### Problem to solve
Transcribe the listing below word for word.
** Start **
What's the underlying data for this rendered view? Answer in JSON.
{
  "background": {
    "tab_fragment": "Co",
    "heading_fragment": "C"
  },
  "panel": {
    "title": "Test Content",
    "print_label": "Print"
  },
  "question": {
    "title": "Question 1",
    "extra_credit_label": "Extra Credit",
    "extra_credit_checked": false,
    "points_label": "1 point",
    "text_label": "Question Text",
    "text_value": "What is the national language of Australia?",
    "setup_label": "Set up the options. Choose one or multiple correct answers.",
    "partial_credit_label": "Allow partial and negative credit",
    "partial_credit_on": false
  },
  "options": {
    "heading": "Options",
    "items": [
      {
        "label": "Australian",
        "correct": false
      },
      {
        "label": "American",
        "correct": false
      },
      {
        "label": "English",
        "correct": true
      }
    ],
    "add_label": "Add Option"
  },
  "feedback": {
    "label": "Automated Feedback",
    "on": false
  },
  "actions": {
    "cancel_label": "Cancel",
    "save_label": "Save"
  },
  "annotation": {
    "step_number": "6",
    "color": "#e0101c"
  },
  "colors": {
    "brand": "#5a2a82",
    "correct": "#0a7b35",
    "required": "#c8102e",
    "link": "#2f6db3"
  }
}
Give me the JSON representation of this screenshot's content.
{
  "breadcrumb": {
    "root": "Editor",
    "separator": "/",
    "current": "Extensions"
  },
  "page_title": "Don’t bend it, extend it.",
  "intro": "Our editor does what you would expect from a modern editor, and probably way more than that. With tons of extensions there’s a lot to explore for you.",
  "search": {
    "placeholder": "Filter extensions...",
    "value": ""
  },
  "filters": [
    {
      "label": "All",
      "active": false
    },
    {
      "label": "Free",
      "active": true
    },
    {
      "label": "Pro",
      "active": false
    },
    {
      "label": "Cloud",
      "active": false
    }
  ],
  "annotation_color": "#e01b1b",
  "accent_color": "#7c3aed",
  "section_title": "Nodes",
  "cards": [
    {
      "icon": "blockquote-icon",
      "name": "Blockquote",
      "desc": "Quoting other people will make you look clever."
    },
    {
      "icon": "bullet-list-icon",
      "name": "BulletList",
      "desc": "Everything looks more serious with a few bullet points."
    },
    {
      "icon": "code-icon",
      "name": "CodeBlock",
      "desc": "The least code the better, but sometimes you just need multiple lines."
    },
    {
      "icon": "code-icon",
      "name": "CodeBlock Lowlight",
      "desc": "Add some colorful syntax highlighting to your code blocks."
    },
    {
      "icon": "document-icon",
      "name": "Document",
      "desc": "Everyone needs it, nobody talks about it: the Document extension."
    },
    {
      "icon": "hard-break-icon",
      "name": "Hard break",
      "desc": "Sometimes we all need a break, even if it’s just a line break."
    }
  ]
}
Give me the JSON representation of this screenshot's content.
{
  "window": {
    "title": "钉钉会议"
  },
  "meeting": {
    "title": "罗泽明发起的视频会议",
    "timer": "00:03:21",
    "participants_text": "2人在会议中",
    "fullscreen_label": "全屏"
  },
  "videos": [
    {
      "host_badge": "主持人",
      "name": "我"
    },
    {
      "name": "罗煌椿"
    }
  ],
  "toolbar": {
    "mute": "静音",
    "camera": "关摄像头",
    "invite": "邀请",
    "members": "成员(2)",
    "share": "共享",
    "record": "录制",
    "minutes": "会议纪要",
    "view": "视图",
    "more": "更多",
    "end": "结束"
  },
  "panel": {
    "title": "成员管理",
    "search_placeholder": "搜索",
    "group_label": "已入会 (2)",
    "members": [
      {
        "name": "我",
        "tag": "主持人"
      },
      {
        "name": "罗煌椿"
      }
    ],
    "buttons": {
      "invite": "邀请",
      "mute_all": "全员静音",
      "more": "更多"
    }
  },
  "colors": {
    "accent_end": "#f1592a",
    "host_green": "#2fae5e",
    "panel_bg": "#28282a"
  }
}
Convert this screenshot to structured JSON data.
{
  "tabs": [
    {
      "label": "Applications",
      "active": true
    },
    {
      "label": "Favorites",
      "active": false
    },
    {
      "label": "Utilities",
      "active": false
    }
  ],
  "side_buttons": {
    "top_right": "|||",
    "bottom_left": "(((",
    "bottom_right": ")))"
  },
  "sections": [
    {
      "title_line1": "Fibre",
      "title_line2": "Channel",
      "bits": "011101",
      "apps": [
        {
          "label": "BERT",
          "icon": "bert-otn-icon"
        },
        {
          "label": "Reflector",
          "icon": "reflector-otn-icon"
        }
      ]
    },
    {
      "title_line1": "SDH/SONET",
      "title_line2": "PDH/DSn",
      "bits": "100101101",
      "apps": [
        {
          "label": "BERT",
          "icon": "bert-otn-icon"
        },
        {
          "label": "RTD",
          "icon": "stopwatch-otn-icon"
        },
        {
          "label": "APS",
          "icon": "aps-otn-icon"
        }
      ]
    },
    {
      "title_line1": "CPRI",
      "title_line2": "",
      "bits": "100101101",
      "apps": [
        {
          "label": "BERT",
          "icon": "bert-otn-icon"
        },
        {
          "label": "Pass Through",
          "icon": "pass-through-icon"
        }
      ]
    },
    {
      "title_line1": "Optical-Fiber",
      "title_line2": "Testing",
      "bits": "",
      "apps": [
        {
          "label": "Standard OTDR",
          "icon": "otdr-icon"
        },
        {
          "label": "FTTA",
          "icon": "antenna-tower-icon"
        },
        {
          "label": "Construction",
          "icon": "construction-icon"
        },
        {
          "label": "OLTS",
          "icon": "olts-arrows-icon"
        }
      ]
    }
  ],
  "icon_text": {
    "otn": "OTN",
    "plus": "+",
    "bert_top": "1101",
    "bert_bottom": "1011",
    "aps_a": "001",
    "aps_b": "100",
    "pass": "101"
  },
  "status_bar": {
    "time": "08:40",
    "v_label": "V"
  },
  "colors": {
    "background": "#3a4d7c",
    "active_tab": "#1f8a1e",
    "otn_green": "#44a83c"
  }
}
** End **
### Response
What's the underlying data for this rendered view? Answer in JSON.
{
  "background": {
    "tab_fragment": "Co",
    "heading_fragment": "C"
  },
  "panel": {
    "title": "Test Content",
    "print_label": "Print"
  },
  "question": {
    "title": "Question 1",
    "extra_credit_label": "Extra Credit",
    "extra_credit_checked": false,
    "points_label": "1 point",
    "text_label": "Question Text",
    "text_value": "What is the national language of Australia?",
    "setup_label": "Set up the options. Choose one or multiple correct answers.",
    "partial_credit_label": "Allow partial and negative credit",
    "partial_credit_on": false
  },
  "options": {
    "heading": "Options",
    "items": [
      {
        "label": "Australian",
        "correct": false
      },
      {
        "label": "American",
        "correct": false
      },
      {
        "label": "English",
        "correct": true
      }
    ],
    "add_label": "Add Option"
  },
  "feedback": {
    "label": "Automated Feedback",
    "on": false
  },
  "actions": {
    "cancel_label": "Cancel",
    "save_label": "Save"
  },
  "annotation": {
    "step_number": "6",
    "color": "#e0101c"
  },
  "colors": {
    "brand": "#5a2a82",
    "correct": "#0a7b35",
    "required": "#c8102e",
    "link": "#2f6db3"
  }
}
Give me the JSON representation of this screenshot's content.
{
  "breadcrumb": {
    "root": "Editor",
    "separator": "/",
    "current": "Extensions"
  },
  "page_title": "Don’t bend it, extend it.",
  "intro": "Our editor does what you would expect from a modern editor, and probably way more than that. With tons of extensions there’s a lot to explore for you.",
  "search": {
    "placeholder": "Filter extensions...",
    "value": ""
  },
  "filters": [
    {
      "label": "All",
      "active": false
    },
    {
      "label": "Free",
      "active": true
    },
    {
      "label": "Pro",
      "active": false
    },
    {
      "label": "Cloud",
      "active": false
    }
  ],
  "annotation_color": "#e01b1b",
  "accent_color": "#7c3aed",
  "section_title": "Nodes",
  "cards": [
    {
      "icon": "blockquote-icon",
      "name": "Blockquote",
      "desc": "Quoting other people will make you look clever."
    },
    {
      "icon": "bullet-list-icon",
      "name": "BulletList",
      "desc": "Everything looks more serious with a few bullet points."
    },
    {
      "icon": "code-icon",
      "name": "CodeBlock",
      "desc": "The least code the better, but sometimes you just need multiple lines."
    },
    {
      "icon": "code-icon",
      "name": "CodeBlock Lowlight",
      "desc": "Add some colorful syntax highlighting to your code blocks."
    },
    {
      "icon": "document-icon",
      "name": "Document",
      "desc": "Everyone needs it, nobody talks about it: the Document extension."
    },
    {
      "icon": "hard-break-icon",
      "name": "Hard break",
      "desc": "Sometimes we all need a break, even if it’s just a line break."
    }
  ]
}
Give me the JSON representation of this screenshot's content.
{
  "window": {
    "title": "钉钉会议"
  },
  "meeting": {
    "title": "罗泽明发起的视频会议",
    "timer": "00:03:21",
    "participants_text": "2人在会议中",
    "fullscreen_label": "全屏"
  },
  "videos": [
    {
      "host_badge": "主持人",
      "name": "我"
    },
    {
      "name": "罗煌椿"
    }
  ],
  "toolbar": {
    "mute": "静音",
    "camera": "关摄像头",
    "invite": "邀请",
    "members": "成员(2)",
    "share": "共享",
    "record": "录制",
    "minutes": "会议纪要",
    "view": "视图",
    "more": "更多",
    "end": "结束"
  },
  "panel": {
    "title": "成员管理",
    "search_placeholder": "搜索",
    "group_label": "已入会 (2)",
    "members": [
      {
        "name": "我",
        "tag": "主持人"
      },
      {
        "name": "罗煌椿"
      }
    ],
    "buttons": {
      "invite": "邀请",
      "mute_all": "全员静音",
      "more": "更多"
    }
  },
  "colors": {
    "accent_end": "#f1592a",
    "host_green": "#2fae5e",
    "panel_bg": "#28282a"
  }
}
Convert this screenshot to structured JSON data.
{
  "tabs": [
    {
      "label": "Applications",
      "active": true
    },
    {
      "label": "Favorites",
      "active": false
    },
    {
      "label": "Utilities",
      "active": false
    }
  ],
  "side_buttons": {
    "top_right": "|||",
    "bottom_left": "(((",
    "bottom_right": ")))"
  },
  "sections": [
    {
      "title_line1": "Fibre",
      "title_line2": "Channel",
      "bits": "011101",
      "apps": [
        {
          "label": "BERT",
          "icon": "bert-otn-icon"
        },
        {
          "label": "Reflector",
          "icon": "reflector-otn-icon"
        }
      ]
    },
    {
      "title_line1": "SDH/SONET",
      "title_line2": "PDH/DSn",
      "bits": "100101101",
      "apps": [
        {
          "label": "BERT",
          "icon": "bert-otn-icon"
        },
        {
          "label": "RTD",
          "icon": "stopwatch-otn-icon"
        },
        {
          "label": "APS",
          "icon": "aps-otn-icon"
        }
      ]
    },
    {
      "title_line1": "CPRI",
      "title_line2": "",
      "bits": "100101101",
      "apps": [
        {
          "label": "BERT",
          "icon": "bert-otn-icon"
        },
        {
          "label": "Pass Through",
          "icon": "pass-through-icon"
        }
      ]
    },
    {
      "title_line1": "Optical-Fiber",
      "title_line2": "Testing",
      "bits": "",
      "apps": [
        {
          "label": "Standard OTDR",
          "icon": "otdr-icon"
        },
        {
          "label": "FTTA",
          "icon": "antenna-tower-icon"
        },
        {
          "label": "Construction",
          "icon": "construction-icon"
        },
        {
          "label": "OLTS",
          "icon": "olts-arrows-icon"
        }
      ]
    }
  ],
  "icon_text": {
    "otn": "OTN",
    "plus": "+",
    "bert_top": "1101",
    "bert_bottom": "1011",
    "aps_a": "001",
    "aps_b": "100",
    "pass": "101"
  },
  "status_bar": {
    "time": "08:40",
    "v_label": "V"
  },
  "colors": {
    "background": "#3a4d7c",
    "active_tab": "#1f8a1e",
    "otn_green": "#44a83c"
  }
}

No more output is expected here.